Look through the records and report how many lines include the word "CHRG", with no other words.
-=-=-
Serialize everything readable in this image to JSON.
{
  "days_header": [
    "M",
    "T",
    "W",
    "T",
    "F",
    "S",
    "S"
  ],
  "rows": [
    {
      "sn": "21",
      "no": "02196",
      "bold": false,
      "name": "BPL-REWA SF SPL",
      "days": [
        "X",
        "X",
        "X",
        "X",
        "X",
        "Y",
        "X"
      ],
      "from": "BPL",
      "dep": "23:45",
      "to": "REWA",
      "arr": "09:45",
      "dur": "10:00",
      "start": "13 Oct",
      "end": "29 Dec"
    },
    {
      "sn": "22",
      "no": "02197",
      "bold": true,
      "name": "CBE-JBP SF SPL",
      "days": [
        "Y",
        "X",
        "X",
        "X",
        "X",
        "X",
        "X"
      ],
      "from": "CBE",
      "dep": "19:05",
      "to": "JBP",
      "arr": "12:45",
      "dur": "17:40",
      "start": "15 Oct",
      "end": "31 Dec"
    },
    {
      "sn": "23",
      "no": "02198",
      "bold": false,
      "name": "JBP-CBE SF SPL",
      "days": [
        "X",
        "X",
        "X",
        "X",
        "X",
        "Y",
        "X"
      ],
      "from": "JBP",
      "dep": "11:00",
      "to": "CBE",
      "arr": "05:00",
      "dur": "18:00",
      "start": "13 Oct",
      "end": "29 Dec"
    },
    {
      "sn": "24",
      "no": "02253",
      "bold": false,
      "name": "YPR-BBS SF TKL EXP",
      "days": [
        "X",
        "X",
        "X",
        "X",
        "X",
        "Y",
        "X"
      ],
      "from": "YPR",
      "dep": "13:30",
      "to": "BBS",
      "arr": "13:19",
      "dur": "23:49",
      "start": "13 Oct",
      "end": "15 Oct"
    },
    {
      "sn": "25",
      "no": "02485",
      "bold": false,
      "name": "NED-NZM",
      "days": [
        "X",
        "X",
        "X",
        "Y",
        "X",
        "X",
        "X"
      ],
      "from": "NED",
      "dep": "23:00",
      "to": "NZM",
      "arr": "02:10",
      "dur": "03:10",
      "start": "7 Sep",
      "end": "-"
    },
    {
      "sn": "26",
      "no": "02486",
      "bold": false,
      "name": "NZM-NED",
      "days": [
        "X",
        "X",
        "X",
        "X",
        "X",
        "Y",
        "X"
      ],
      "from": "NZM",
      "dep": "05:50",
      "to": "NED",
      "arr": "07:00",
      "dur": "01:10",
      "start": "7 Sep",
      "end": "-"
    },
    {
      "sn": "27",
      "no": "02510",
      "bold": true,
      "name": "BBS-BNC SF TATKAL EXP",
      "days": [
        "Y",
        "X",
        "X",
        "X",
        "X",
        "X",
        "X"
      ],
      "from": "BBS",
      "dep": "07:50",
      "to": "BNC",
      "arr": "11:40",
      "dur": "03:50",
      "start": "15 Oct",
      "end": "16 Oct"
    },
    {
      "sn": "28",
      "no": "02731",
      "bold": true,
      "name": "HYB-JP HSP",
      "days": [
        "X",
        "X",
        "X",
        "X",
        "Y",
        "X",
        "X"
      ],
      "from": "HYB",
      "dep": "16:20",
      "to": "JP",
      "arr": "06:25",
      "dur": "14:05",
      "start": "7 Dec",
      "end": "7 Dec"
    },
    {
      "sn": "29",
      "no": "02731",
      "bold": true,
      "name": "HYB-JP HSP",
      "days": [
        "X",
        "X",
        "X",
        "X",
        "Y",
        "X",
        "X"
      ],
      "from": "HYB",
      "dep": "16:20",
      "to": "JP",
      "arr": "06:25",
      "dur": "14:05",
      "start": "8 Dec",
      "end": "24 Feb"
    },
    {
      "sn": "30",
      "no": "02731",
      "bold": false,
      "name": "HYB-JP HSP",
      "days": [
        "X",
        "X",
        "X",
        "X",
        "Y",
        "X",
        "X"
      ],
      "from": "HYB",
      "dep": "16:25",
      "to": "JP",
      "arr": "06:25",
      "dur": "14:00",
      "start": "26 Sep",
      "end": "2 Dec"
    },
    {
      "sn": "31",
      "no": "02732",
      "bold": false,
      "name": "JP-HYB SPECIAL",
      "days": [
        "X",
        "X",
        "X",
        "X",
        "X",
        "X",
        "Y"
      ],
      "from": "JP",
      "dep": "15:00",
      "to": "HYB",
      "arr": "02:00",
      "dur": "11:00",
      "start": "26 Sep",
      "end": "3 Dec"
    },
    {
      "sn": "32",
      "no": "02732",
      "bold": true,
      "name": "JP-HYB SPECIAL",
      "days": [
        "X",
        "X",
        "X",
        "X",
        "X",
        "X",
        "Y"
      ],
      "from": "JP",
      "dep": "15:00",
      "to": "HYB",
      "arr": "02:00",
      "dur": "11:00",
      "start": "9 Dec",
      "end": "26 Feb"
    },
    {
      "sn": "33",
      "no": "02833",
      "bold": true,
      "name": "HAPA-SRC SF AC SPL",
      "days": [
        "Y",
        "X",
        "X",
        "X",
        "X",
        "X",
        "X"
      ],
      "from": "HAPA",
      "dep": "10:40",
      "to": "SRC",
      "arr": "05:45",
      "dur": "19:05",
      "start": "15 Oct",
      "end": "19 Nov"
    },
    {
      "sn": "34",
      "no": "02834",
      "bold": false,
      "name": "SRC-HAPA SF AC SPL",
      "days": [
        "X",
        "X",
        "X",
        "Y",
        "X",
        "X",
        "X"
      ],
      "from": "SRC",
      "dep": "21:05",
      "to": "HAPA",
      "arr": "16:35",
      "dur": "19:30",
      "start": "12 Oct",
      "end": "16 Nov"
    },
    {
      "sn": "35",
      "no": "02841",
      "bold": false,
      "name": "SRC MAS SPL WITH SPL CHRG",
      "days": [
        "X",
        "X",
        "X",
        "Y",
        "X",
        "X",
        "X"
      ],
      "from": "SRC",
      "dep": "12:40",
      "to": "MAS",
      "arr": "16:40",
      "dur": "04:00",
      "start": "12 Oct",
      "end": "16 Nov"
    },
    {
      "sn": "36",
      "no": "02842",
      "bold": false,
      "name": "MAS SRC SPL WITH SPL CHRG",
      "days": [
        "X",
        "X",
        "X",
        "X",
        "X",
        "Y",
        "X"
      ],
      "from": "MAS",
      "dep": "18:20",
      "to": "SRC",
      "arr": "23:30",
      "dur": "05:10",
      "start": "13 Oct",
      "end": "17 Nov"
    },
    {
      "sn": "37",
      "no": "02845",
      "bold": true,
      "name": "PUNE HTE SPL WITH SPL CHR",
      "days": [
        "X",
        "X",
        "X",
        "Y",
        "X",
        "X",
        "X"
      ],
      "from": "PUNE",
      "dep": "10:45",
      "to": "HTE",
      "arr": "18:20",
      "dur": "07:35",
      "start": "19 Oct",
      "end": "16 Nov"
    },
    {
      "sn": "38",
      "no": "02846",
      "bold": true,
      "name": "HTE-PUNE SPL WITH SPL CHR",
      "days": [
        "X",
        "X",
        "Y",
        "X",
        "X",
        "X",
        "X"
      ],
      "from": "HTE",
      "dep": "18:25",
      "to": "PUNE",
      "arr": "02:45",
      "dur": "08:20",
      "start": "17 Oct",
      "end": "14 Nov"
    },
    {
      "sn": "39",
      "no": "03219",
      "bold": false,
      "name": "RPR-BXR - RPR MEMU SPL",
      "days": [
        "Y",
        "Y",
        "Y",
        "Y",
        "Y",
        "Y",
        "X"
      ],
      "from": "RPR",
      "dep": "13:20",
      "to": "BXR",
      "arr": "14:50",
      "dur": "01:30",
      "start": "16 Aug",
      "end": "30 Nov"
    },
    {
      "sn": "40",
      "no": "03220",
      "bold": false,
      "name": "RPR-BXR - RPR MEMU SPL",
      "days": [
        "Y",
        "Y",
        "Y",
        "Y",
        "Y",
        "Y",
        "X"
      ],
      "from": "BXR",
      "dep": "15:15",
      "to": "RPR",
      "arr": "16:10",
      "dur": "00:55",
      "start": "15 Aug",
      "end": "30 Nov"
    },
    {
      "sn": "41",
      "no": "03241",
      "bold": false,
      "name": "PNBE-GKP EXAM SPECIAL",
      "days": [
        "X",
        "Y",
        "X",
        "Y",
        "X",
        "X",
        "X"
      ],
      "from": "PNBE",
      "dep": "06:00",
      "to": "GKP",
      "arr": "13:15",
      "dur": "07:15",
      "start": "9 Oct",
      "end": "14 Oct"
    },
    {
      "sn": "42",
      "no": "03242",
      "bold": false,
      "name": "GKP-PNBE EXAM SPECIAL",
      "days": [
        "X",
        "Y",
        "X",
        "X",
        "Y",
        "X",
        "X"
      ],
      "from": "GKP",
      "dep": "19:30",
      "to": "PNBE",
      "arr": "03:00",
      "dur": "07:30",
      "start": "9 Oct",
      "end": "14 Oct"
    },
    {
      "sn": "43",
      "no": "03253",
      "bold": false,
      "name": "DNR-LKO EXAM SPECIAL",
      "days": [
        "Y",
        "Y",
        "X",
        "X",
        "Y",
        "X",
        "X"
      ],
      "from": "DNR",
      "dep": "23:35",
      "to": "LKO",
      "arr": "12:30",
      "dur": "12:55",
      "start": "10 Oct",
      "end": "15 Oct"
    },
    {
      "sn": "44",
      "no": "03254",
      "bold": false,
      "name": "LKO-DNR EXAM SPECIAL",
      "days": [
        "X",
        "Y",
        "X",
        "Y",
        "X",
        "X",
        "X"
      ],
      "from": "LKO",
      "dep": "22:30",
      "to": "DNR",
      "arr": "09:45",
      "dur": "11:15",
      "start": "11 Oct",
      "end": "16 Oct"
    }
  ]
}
-=-=-
TASK OUTPUT ::
2